Go through the entries below and collect each line with the string "JSON" in it.

[Items from a figure collection]
▶
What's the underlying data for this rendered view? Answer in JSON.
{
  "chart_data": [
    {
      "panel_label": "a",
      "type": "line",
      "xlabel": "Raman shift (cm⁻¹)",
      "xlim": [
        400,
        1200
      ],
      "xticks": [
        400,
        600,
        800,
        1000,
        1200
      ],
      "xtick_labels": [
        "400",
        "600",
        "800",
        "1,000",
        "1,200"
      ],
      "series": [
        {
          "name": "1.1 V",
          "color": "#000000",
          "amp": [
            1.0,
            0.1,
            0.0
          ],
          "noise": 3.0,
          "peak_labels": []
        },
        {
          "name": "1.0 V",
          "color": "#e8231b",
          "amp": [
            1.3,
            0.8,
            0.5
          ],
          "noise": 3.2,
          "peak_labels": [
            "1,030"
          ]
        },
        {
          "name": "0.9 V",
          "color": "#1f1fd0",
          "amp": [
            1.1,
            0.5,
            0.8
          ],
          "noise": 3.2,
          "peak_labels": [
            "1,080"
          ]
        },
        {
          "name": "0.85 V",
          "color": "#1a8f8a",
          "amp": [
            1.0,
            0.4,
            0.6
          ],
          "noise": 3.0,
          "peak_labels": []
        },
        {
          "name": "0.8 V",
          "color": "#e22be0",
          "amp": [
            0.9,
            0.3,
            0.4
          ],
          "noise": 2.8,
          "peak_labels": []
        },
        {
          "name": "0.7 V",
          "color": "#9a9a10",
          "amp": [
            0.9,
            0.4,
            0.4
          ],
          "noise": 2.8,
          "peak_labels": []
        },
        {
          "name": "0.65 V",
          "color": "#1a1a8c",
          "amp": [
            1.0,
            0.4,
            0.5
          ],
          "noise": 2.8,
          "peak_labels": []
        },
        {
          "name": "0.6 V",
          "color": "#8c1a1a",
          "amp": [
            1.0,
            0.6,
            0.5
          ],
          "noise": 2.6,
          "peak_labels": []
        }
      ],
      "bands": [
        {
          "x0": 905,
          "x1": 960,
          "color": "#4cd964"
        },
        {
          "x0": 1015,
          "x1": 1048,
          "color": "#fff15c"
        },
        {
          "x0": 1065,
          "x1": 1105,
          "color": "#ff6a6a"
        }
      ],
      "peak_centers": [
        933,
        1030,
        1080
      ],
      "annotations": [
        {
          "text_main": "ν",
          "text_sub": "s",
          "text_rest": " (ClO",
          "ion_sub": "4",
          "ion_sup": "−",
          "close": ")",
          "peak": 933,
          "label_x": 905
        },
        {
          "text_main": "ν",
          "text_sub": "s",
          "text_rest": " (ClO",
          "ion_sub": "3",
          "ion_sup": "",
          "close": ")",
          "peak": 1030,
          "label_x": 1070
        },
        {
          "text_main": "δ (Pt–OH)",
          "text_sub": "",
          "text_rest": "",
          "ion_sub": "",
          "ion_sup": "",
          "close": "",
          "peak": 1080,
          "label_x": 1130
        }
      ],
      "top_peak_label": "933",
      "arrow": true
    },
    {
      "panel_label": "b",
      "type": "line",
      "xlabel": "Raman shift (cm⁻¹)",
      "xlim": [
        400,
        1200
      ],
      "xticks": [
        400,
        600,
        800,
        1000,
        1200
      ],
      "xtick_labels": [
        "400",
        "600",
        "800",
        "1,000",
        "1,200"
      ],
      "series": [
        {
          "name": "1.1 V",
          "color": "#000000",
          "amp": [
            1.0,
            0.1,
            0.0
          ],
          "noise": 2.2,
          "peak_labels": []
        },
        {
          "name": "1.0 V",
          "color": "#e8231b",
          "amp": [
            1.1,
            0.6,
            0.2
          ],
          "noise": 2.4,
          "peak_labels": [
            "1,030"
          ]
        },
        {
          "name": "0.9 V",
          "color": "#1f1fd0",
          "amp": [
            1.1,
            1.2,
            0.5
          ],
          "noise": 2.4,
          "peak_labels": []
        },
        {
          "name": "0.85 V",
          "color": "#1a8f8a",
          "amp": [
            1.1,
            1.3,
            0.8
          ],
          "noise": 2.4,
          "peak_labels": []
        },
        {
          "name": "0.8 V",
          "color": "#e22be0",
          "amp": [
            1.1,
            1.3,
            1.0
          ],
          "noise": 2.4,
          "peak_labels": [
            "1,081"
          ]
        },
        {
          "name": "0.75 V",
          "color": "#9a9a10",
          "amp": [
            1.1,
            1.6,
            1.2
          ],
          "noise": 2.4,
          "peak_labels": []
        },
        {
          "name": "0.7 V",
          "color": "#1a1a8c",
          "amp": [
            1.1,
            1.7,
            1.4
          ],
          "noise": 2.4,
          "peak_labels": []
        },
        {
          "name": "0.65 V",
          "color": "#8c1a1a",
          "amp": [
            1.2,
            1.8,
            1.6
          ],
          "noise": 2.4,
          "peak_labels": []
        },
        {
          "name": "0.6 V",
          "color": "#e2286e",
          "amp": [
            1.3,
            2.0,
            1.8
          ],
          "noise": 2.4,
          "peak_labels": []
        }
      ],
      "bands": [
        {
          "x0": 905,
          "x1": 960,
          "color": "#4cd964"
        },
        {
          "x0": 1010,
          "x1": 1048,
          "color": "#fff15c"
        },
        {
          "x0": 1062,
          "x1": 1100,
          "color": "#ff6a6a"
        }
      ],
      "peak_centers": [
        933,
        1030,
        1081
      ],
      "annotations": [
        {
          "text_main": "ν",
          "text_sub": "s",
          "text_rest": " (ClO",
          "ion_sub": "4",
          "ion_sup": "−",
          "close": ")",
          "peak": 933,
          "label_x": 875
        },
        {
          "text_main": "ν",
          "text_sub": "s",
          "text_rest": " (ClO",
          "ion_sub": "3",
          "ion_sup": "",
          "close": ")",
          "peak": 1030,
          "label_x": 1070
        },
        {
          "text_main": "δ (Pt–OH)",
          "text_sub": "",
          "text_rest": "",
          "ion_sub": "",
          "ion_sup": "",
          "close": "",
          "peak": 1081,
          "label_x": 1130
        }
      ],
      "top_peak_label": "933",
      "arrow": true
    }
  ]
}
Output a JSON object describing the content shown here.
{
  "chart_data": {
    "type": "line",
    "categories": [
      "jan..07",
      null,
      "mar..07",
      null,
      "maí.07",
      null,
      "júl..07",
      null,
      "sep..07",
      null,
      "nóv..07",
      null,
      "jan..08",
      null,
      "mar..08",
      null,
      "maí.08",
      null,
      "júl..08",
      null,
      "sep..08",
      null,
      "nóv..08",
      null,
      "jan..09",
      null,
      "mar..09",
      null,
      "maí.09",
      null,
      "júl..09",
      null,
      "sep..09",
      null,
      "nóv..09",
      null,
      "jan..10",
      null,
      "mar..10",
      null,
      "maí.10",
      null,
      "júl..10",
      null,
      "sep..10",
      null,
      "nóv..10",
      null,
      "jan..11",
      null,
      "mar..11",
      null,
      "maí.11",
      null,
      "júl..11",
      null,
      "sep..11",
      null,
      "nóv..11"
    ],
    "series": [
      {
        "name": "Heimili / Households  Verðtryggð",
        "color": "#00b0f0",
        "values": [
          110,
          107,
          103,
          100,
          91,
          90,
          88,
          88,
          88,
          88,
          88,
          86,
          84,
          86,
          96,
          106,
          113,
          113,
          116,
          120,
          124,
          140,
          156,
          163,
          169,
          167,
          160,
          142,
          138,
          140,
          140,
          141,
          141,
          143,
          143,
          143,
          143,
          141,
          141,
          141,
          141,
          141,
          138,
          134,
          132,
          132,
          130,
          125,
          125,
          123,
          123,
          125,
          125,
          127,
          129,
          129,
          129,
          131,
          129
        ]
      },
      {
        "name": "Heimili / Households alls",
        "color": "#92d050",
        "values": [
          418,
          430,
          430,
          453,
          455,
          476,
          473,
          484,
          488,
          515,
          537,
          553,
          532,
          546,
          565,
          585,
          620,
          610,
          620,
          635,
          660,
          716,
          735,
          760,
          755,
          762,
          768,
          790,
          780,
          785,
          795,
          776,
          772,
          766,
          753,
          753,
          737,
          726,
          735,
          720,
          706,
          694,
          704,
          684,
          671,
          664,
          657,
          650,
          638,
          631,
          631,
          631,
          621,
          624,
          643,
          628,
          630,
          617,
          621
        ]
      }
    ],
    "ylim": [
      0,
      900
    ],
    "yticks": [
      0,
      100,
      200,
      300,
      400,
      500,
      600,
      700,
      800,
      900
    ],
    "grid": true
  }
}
◀
**EXPECTED OUTPUT**
What's the underlying data for this rendered view? Answer in JSON.
Output a JSON object describing the content shown here.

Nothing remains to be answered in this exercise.